Directions for this task ::
Reproduce all lines of the listing below in which the word "PART" occurs.

Supplied material ::
________

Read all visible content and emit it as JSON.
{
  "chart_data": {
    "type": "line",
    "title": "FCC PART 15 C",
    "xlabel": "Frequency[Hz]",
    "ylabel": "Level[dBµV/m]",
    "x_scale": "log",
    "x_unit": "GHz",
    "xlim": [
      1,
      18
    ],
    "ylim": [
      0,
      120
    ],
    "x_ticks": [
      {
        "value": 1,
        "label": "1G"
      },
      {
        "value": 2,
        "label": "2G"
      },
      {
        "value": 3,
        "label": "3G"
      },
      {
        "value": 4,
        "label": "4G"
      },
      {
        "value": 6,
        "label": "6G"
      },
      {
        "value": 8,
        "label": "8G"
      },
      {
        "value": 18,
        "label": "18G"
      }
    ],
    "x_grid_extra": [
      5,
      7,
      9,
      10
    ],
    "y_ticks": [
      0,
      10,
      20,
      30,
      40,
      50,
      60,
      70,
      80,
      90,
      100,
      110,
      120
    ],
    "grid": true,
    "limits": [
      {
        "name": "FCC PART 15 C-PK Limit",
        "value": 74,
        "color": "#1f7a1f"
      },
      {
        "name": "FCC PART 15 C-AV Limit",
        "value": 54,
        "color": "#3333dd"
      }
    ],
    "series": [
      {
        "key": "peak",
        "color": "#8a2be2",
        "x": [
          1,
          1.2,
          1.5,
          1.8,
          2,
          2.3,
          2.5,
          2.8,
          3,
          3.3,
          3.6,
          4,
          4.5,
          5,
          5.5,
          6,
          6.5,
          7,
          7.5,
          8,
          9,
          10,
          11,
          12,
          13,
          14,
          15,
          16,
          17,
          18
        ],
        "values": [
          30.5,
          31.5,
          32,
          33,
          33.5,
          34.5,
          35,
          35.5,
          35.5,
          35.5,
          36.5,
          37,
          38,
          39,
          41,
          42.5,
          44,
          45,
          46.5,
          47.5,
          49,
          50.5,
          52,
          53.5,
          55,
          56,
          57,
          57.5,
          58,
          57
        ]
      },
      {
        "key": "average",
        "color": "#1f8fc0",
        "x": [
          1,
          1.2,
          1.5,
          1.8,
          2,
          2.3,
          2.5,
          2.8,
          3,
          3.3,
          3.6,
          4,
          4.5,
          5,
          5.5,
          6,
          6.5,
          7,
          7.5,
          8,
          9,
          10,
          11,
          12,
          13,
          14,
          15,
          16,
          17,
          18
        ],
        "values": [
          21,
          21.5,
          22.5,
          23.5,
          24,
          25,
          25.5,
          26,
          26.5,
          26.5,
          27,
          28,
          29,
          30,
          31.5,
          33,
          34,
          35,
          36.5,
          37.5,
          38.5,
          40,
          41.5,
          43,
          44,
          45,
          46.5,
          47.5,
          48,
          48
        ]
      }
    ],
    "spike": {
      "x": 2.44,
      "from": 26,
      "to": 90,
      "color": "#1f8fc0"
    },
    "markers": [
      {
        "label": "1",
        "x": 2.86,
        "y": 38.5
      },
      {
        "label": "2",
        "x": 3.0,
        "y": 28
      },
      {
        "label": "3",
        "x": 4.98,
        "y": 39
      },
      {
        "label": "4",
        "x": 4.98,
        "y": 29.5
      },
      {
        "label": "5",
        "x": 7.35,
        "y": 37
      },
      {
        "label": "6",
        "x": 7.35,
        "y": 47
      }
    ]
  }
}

________

Completed exercise ::
    "title": "FCC PART 15 C",
        "name": "FCC PART 15 C-PK Limit",
        "name": "FCC PART 15 C-AV Limit",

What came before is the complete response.